TRAVAIL DEMANDÉ —
Veuillez restituer l'extrait ci-dessous dans son intégralité, sans y apporter la moindre modification.

::: EXTRAIT

Vu la procédure suivante :
Procédure contentieuse antérieure :
M. A... B... a demandé au tribunal administratif de Versailles, lequel a transmis sa requête au tribunal administratif de Montreuil par une ordonnance du 18 avril 2022, d'annuler l'arrêté du 4 février 2022 par lequel le préfet de l'Essonne lui a fait obligation de quitter le territoire français sans délai, a fixé le pays à destination duquel il sera éloigné et a prononcé à son encontre une interdiction de retour sur le territoire français pour une durée de trois ans.
Par un jugement n° 2206050 du 26 juillet 2022, le tribunal administratif de Montreuil a rejeté sa demande.
Procédure devant la Cour :
Par une requête enregistrée le 4 août 2022, M. A... B..., représenté par Me Lumbroso, demande à la Cour :
1°) d'annuler le jugement n° 2206050 du 26 juillet 2022 du tribunal administratif de Montreuil ;
2°) d'annuler l'arrêté du 4 février 2022 du préfet de l'Essonne ;
3°) d'enjoindre au préfet de lui délivrer un titre de séjour algérien dans un délai d'un mois à compter de la notification de la décision à intervenir et de le munir, durant cet examen, d'une autorisation provisoire de séjour, sous astreinte de 100 euros par jour de retard ;
4°) de mettre à la charge de l'Etat le versement d'une somme de 2 400 euros en application des dispositions de l'article L. 761-1 du code de justice administrative.

::::::
::: DONNÉES ENREGISTRÉES

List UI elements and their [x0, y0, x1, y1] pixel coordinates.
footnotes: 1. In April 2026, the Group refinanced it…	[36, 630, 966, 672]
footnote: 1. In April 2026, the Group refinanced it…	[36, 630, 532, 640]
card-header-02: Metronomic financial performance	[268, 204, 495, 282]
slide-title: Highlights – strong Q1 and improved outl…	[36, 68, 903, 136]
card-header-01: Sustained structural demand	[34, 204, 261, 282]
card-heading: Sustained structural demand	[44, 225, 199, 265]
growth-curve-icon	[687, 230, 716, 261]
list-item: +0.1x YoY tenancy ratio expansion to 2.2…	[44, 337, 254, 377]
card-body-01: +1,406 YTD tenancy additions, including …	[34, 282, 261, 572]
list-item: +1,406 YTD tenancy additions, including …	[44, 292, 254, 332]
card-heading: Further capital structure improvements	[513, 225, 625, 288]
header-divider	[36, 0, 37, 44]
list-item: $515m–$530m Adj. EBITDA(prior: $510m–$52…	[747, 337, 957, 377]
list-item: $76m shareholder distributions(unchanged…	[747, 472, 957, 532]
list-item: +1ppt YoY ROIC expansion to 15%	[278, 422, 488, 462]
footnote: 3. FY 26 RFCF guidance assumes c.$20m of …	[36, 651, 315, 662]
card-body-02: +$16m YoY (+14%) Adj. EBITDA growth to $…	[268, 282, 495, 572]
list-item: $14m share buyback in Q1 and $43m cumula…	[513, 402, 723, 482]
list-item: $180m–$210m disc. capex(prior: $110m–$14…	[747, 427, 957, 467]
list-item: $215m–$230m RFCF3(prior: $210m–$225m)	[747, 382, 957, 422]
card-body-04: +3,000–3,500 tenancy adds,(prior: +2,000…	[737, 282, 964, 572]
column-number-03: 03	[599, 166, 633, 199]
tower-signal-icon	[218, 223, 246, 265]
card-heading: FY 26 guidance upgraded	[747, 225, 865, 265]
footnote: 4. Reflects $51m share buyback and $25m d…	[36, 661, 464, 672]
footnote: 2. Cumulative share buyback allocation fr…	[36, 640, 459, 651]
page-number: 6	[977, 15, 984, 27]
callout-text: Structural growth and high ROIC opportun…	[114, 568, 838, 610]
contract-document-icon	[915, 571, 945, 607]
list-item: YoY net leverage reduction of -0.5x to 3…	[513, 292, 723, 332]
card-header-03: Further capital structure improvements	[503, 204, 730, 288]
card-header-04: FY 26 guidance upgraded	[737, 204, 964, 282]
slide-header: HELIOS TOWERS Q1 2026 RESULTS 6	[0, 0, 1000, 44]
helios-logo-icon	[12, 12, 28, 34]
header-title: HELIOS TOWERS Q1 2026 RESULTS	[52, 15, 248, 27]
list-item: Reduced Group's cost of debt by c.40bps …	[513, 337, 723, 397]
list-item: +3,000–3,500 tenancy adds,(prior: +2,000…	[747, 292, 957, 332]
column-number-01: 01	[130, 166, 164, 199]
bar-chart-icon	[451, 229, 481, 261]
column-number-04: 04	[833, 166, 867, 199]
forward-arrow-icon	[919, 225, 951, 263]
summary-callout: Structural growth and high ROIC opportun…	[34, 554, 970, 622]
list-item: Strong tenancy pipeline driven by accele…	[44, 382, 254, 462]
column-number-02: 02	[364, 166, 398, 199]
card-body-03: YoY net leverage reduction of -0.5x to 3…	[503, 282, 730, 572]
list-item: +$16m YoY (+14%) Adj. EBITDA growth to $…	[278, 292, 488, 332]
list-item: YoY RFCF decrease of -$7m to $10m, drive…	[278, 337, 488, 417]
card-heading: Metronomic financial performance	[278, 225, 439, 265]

::::::

RÉPONSE —
Vu la procédure suivante :
Procédure contentieuse antérieure :
M. A... B... a demandé au tribunal administratif de Versailles, lequel a transmis sa requête au tribunal administratif de Montreuil par une ordonnance du 18 avril 2022, d'annuler l'arrêté du 4 février 2022 par lequel le préfet de l'Essonne lui a fait obligation de quitter le territoire français sans délai, a fixé le pays à destination duquel il sera éloigné et a prononcé à son encontre une interdiction de retour sur le territoire français pour une durée de trois ans.
Par un jugement n° 2206050 du 26 juillet 2022, le tribunal administratif de Montreuil a rejeté sa demande.
Procédure devant la Cour :
Par une requête enregistrée le 4 août 2022, M. A... B..., représenté par Me Lumbroso, demande à la Cour :
1°) d'annuler le jugement n° 2206050 du 26 juillet 2022 du tribunal administratif de Montreuil ;
2°) d'annuler l'arrêté du 4 février 2022 du préfet de l'Essonne ;
3°) d'enjoindre au préfet de lui délivrer un titre de séjour algérien dans un délai d'un mois à compter de la notification de la décision à intervenir et de le munir, durant cet examen, d'une autorisation provisoire de séjour, sous astreinte de 100 euros par jour de retard ;
4°) de mettre à la charge de l'Etat le versement d'une somme de 2 400 euros en application des dispositions de l'article L. 761-1 du code de justice administrative.